_Task description_
Pull out all lines from the listing below in which the word "value" appears.

_Dataset entries_
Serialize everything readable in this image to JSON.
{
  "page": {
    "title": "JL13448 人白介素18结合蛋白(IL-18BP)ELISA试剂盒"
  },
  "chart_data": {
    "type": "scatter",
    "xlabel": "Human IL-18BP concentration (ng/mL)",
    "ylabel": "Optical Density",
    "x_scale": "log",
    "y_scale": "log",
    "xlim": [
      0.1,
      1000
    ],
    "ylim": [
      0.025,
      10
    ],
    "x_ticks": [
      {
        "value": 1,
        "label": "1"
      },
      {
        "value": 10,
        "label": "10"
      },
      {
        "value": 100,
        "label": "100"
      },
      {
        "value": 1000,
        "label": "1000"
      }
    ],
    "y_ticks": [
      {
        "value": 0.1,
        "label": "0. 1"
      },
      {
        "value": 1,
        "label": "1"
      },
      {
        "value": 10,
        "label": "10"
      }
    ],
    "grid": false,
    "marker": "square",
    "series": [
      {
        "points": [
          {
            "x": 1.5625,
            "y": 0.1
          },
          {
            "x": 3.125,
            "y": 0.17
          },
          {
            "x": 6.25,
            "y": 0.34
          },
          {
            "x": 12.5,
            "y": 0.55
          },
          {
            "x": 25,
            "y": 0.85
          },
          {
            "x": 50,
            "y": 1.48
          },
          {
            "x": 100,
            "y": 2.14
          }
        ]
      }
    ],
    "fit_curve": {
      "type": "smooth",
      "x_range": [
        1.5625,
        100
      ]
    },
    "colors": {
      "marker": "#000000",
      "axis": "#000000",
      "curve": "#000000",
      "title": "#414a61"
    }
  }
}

_Final answer_
        "value": 1,
        "value": 10,
        "value": 100,
        "value": 1000,
        "value": 0.1,
        "value": 1,
        "value": 10,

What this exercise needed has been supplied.